§ What to do: Repeat exactly the lines of the listing from the line containing "OCR this image." through its last line, and nothing beyond them.

(Dataset records)

=======

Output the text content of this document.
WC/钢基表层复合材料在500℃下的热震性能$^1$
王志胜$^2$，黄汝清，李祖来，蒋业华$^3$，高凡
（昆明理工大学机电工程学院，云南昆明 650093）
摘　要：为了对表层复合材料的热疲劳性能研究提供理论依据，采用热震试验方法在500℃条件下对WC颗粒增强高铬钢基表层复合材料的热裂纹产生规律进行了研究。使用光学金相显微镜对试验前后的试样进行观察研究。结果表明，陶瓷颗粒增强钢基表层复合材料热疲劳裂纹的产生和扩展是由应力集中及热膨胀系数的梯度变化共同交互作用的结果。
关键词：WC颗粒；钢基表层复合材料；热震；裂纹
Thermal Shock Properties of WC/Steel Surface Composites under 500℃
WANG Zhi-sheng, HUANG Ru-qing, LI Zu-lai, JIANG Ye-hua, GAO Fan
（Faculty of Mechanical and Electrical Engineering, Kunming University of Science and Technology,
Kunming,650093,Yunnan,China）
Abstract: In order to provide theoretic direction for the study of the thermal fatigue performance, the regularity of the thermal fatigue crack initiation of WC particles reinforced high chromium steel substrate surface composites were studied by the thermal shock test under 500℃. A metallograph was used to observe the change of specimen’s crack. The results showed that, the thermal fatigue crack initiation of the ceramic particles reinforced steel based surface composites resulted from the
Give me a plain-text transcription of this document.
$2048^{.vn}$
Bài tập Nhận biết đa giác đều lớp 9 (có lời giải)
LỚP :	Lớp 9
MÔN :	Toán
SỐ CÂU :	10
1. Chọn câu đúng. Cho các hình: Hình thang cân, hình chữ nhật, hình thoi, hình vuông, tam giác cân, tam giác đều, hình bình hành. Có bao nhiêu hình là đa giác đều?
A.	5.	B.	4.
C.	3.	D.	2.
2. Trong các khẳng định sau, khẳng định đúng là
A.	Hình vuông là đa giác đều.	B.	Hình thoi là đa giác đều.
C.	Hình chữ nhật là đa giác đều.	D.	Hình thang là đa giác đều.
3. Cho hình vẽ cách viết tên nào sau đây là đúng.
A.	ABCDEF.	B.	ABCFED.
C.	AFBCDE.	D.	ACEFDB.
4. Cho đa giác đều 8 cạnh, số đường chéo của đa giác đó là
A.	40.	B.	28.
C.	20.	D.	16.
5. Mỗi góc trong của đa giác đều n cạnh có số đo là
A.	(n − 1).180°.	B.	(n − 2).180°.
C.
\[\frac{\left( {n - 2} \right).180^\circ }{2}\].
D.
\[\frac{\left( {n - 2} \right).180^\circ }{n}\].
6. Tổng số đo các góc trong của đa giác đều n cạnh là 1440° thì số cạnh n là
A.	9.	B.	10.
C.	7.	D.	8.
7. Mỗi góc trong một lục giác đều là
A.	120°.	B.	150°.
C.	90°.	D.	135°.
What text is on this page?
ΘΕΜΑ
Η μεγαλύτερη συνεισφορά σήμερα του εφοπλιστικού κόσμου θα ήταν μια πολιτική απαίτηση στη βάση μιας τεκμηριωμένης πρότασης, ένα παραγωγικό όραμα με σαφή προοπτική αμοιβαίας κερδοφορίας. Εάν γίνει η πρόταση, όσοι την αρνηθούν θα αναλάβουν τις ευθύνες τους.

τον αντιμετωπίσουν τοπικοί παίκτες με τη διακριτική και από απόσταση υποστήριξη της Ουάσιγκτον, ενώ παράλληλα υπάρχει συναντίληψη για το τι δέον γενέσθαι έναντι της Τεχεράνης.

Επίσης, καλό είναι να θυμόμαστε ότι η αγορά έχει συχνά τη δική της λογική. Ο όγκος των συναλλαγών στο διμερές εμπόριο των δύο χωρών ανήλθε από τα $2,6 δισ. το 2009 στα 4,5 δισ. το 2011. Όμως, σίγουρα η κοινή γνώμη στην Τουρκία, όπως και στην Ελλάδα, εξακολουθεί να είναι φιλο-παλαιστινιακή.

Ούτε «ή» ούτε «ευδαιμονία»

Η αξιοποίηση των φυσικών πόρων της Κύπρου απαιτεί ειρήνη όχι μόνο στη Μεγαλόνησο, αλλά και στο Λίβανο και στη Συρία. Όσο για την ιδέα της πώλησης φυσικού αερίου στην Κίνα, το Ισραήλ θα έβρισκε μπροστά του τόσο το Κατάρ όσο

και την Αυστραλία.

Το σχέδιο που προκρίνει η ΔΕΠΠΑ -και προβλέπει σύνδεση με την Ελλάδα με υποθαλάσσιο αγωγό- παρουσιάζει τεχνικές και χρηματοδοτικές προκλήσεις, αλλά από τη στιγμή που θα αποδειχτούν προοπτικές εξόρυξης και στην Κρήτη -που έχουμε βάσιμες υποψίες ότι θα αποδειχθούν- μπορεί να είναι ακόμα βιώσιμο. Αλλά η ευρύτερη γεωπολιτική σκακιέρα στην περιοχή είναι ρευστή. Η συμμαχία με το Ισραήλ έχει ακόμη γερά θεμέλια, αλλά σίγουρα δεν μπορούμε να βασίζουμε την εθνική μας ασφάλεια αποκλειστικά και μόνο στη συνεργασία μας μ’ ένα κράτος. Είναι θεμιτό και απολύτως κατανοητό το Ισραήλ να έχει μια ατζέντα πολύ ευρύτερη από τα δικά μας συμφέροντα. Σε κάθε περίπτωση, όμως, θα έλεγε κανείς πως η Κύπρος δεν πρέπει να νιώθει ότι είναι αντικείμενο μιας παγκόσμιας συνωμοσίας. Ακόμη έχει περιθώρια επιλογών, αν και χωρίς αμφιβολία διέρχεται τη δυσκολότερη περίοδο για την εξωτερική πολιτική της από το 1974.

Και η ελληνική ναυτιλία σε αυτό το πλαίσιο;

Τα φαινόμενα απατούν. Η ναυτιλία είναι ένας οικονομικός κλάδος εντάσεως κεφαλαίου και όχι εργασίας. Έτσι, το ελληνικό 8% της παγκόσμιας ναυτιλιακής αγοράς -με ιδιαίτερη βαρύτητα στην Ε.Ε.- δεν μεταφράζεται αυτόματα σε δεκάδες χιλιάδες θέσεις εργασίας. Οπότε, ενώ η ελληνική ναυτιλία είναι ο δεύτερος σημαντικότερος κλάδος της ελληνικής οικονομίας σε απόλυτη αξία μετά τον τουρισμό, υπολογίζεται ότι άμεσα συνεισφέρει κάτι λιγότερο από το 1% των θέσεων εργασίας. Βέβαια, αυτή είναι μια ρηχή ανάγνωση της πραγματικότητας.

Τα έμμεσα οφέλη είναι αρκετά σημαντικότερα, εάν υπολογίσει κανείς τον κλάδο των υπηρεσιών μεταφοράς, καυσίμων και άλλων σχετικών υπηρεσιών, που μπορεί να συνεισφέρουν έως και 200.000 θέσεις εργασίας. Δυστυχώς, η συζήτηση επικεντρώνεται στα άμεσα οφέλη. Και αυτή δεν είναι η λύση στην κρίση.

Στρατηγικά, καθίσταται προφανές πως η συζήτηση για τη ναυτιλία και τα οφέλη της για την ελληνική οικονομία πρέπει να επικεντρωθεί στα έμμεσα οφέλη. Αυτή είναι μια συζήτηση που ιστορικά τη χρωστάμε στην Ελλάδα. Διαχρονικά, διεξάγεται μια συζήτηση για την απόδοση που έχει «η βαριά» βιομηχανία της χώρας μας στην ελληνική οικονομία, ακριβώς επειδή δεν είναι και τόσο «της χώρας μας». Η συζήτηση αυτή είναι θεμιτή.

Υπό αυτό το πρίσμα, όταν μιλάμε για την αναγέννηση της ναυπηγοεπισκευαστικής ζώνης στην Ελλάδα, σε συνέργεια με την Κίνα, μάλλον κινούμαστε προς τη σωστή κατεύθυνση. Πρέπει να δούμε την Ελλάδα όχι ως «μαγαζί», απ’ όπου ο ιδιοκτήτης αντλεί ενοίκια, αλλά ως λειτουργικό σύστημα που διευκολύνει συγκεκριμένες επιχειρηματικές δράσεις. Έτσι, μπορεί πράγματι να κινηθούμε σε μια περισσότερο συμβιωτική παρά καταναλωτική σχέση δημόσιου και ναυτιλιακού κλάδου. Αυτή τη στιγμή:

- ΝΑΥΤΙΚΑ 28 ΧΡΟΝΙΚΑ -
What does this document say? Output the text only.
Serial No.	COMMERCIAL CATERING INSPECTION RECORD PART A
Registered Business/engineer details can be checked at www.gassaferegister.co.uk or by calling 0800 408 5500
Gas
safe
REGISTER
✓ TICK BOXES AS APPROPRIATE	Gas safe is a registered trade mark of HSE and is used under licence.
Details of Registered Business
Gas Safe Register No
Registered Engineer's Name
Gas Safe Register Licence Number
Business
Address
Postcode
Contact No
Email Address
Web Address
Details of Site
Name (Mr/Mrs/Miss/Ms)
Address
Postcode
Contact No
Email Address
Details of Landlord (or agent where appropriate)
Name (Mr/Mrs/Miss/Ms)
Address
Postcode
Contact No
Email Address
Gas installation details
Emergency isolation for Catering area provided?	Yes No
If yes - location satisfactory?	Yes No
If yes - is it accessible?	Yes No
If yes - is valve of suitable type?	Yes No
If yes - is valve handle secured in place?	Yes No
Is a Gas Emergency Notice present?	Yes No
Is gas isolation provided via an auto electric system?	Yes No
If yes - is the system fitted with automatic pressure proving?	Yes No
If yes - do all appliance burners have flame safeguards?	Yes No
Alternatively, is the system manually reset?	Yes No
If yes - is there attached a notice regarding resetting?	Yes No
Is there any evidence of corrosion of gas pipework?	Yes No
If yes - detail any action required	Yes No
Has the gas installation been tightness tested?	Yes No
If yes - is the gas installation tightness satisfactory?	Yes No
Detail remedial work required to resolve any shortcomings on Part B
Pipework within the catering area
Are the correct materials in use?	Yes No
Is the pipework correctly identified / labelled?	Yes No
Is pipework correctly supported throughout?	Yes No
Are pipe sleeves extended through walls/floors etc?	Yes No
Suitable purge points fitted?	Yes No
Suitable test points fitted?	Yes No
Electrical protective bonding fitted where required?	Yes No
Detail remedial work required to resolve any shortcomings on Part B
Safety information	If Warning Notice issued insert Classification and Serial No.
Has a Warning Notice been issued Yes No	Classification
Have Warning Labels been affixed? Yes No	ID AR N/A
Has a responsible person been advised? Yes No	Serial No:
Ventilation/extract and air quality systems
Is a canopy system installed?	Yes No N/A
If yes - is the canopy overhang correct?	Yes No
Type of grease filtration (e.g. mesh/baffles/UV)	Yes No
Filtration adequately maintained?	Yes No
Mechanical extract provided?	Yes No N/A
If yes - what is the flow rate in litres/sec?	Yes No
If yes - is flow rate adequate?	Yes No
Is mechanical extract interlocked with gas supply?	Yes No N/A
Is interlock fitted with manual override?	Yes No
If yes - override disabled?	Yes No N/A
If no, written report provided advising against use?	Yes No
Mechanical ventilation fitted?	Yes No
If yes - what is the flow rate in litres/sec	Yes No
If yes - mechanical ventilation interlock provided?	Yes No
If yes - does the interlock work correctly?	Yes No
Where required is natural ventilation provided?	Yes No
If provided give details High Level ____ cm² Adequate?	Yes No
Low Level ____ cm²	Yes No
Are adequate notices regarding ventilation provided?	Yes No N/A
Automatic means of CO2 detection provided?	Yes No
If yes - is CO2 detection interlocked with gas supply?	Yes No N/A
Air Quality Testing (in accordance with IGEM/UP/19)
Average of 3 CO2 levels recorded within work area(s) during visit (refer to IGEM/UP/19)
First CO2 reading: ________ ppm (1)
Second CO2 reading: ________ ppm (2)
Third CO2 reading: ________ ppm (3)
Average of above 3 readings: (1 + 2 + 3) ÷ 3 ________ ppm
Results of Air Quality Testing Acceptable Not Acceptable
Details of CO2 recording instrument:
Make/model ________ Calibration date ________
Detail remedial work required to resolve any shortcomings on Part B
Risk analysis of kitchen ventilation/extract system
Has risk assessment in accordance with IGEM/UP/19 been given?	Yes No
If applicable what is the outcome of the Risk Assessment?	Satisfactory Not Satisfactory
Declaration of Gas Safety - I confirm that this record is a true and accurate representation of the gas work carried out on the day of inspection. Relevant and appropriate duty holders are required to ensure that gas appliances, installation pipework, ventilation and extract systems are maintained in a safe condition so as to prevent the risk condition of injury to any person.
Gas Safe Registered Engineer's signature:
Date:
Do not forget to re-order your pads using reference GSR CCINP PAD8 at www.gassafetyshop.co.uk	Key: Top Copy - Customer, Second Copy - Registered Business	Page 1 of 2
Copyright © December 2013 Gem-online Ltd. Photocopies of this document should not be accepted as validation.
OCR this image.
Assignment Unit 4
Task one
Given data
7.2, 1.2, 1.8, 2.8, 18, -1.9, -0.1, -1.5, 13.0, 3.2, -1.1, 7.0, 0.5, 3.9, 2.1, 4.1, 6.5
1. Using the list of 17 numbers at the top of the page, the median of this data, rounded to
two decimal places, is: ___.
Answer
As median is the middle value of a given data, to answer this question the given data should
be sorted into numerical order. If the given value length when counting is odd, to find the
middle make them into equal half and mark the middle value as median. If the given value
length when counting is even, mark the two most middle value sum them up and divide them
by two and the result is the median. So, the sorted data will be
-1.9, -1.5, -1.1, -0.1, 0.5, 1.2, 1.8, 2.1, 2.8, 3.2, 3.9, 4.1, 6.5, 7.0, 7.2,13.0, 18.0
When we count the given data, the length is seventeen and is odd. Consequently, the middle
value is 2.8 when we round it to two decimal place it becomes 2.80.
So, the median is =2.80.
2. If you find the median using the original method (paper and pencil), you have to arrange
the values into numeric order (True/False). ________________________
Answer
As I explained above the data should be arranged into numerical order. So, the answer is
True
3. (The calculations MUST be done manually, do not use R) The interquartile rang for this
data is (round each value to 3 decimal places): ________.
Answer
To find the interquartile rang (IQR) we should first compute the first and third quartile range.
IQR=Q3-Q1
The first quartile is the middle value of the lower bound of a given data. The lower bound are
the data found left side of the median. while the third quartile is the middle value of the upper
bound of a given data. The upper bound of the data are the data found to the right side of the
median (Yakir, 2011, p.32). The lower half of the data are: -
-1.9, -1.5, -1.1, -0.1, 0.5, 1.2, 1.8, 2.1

=======

§ Answer below:
OCR this image.
Assignment Unit 4
Task one
Given data
7.2, 1.2, 1.8, 2.8, 18, -1.9, -0.1, -1.5, 13.0, 3.2, -1.1, 7.0, 0.5, 3.9, 2.1, 4.1, 6.5
1. Using the list of 17 numbers at the top of the page, the median of this data, rounded to
two decimal places, is: ___.
Answer
As median is the middle value of a given data, to answer this question the given data should
be sorted into numerical order. If the given value length when counting is odd, to find the
middle make them into equal half and mark the middle value as median. If the given value
length when counting is even, mark the two most middle value sum them up and divide them
by two and the result is the median. So, the sorted data will be
-1.9, -1.5, -1.1, -0.1, 0.5, 1.2, 1.8, 2.1, 2.8, 3.2, 3.9, 4.1, 6.5, 7.0, 7.2,13.0, 18.0
When we count the given data, the length is seventeen and is odd. Consequently, the middle
value is 2.8 when we round it to two decimal place it becomes 2.80.
So, the median is =2.80.
2. If you find the median using the original method (paper and pencil), you have to arrange
the values into numeric order (True/False). ________________________
Answer
As I explained above the data should be arranged into numerical order. So, the answer is
True
3. (The calculations MUST be done manually, do not use R) The interquartile rang for this
data is (round each value to 3 decimal places): ________.
Answer
To find the interquartile rang (IQR) we should first compute the first and third quartile range.
IQR=Q3-Q1
The first quartile is the middle value of the lower bound of a given data. The lower bound are
the data found left side of the median. while the third quartile is the middle value of the upper
bound of a given data. The upper bound of the data are the data found to the right side of the
median (Yakir, 2011, p.32). The lower half of the data are: -
-1.9, -1.5, -1.1, -0.1, 0.5, 1.2, 1.8, 2.1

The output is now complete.